* _Task description_:
Print all entries precisely as they are written.

* _Material for the task_:
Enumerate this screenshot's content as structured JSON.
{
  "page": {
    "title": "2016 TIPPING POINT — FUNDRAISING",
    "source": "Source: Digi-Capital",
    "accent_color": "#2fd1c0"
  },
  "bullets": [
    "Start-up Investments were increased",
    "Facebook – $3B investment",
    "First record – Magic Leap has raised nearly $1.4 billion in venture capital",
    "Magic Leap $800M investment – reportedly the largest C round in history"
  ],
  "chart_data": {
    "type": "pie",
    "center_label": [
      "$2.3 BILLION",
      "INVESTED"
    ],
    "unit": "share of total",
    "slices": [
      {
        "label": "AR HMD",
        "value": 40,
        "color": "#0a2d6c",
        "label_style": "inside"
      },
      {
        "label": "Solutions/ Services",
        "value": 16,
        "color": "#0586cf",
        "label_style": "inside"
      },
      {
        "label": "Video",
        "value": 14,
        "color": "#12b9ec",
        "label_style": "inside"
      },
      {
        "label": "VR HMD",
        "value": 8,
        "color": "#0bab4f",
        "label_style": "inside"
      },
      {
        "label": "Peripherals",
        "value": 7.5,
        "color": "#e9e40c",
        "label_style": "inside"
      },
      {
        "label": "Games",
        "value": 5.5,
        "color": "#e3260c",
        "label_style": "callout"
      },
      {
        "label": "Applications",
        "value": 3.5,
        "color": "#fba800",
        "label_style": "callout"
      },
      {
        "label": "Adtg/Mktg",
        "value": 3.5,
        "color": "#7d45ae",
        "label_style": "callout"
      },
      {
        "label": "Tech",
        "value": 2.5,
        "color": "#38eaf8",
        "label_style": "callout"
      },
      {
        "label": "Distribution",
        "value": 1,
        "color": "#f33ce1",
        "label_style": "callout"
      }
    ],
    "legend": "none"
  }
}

* _Task result_:
Enumerate this screenshot's content as structured JSON.
{
  "page": {
    "title": "2016 TIPPING POINT — FUNDRAISING",
    "source": "Source: Digi-Capital",
    "accent_color": "#2fd1c0"
  },
  "bullets": [
    "Start-up Investments were increased",
    "Facebook – $3B investment",
    "First record – Magic Leap has raised nearly $1.4 billion in venture capital",
    "Magic Leap $800M investment – reportedly the largest C round in history"
  ],
  "chart_data": {
    "type": "pie",
    "center_label": [
      "$2.3 BILLION",
      "INVESTED"
    ],
    "unit": "share of total",
    "slices": [
      {
        "label": "AR HMD",
        "value": 40,
        "color": "#0a2d6c",
        "label_style": "inside"
      },
      {
        "label": "Solutions/ Services",
        "value": 16,
        "color": "#0586cf",
        "label_style": "inside"
      },
      {
        "label": "Video",
        "value": 14,
        "color": "#12b9ec",
        "label_style": "inside"
      },
      {
        "label": "VR HMD",
        "value": 8,
        "color": "#0bab4f",
        "label_style": "inside"
      },
      {
        "label": "Peripherals",
        "value": 7.5,
        "color": "#e9e40c",
        "label_style": "inside"
      },
      {
        "label": "Games",
        "value": 5.5,
        "color": "#e3260c",
        "label_style": "callout"
      },
      {
        "label": "Applications",
        "value": 3.5,
        "color": "#fba800",
        "label_style": "callout"
      },
      {
        "label": "Adtg/Mktg",
        "value": 3.5,
        "color": "#7d45ae",
        "label_style": "callout"
      },
      {
        "label": "Tech",
        "value": 2.5,
        "color": "#38eaf8",
        "label_style": "callout"
      },
      {
        "label": "Distribution",
        "value": 1,
        "color": "#f33ce1",
        "label_style": "callout"
      }
    ],
    "legend": "none"
  }
}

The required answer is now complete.